══ Supplied records ══
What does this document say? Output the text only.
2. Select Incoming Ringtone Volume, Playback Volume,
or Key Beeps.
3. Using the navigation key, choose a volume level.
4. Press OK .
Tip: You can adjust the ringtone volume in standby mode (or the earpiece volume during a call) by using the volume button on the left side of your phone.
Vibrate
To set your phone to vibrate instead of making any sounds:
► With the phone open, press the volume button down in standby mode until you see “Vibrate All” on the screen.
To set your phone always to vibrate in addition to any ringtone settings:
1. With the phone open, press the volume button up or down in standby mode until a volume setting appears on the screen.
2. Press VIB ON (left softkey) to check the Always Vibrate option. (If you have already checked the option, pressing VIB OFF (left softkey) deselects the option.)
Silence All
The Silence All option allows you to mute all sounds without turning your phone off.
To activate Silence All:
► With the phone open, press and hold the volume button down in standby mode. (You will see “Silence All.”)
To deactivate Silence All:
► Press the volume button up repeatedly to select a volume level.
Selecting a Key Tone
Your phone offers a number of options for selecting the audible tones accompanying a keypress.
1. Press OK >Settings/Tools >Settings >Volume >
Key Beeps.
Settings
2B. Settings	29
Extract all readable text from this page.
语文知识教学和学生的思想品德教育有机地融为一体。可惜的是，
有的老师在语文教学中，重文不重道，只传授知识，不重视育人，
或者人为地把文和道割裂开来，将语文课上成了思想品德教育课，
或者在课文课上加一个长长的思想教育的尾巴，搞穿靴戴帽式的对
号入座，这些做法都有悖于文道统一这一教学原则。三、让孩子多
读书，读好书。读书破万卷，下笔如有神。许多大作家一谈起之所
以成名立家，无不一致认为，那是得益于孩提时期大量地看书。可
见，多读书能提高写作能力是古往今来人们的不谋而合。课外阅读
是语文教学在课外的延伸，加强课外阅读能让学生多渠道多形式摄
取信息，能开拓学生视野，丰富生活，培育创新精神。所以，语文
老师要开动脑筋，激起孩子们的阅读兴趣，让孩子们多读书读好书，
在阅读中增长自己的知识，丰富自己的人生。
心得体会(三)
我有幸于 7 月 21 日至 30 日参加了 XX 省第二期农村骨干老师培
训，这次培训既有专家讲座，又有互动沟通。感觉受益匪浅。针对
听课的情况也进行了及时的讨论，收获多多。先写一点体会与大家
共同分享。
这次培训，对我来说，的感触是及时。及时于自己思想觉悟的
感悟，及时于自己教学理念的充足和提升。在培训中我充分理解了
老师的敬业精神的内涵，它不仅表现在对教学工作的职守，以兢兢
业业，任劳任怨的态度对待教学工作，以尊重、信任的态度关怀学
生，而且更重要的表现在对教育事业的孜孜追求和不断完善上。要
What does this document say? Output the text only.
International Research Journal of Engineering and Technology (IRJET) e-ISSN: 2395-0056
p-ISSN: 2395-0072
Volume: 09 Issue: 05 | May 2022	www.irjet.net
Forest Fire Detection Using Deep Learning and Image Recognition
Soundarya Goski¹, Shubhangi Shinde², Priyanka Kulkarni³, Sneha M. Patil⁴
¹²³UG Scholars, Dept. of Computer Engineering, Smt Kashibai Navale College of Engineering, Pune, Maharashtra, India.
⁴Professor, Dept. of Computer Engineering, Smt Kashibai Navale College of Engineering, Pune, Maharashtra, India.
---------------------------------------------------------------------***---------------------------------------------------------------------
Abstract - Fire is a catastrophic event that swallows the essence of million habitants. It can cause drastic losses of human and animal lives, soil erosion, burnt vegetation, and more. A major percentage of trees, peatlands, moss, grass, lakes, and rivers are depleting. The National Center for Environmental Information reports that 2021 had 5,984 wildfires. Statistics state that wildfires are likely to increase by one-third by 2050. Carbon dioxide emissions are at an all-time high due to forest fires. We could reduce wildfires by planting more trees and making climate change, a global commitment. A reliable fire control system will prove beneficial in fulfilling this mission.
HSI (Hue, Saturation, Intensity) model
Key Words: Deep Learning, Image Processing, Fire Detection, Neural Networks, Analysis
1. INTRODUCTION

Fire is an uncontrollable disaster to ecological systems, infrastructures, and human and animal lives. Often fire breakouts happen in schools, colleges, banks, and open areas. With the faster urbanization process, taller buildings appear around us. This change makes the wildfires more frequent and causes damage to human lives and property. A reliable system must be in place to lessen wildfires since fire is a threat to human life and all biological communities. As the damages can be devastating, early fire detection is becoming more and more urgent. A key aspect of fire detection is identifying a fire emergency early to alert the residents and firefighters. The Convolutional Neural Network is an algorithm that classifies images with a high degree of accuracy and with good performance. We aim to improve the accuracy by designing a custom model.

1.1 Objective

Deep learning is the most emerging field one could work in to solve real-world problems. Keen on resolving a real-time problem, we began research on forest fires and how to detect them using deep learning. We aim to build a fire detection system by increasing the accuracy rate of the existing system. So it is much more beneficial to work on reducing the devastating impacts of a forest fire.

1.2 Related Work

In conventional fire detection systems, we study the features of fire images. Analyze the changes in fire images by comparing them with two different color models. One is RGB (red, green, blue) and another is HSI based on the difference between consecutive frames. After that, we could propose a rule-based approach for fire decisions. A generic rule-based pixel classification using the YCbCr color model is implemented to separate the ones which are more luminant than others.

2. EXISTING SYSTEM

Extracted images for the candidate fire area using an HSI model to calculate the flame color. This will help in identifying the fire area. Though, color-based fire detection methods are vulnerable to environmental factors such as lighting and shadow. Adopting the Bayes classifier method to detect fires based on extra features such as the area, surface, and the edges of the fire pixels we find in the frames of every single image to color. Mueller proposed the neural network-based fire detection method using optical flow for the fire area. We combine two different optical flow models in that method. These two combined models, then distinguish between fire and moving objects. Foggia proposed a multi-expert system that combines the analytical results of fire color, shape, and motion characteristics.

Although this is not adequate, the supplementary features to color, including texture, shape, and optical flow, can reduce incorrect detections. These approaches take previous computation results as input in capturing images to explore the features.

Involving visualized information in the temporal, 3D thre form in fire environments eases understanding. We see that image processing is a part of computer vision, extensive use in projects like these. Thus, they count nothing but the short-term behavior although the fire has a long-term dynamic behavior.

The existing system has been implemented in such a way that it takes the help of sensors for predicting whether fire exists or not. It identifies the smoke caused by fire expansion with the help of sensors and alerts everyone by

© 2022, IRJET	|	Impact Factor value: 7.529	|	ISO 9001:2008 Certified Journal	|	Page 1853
═══
§ Exercise objective:
Collect the lines of the data that carry the word "implemented".

§ Task response:
In conventional fire detection systems, we study the features of fire images. Analyze the changes in fire images by comparing them with two different color models. One is RGB (red, green, blue) and another is HSI based on the difference between consecutive frames. After that, we could propose a rule-based approach for fire decisions. A generic rule-based pixel classification using the YCbCr color model is implemented to separate the ones which are more luminant than others.
The existing system has been implemented in such a way that it takes the help of sensors for predicting whether fire exists or not. It identifies the smoke caused by fire expansion with the help of sensors and alerts everyone by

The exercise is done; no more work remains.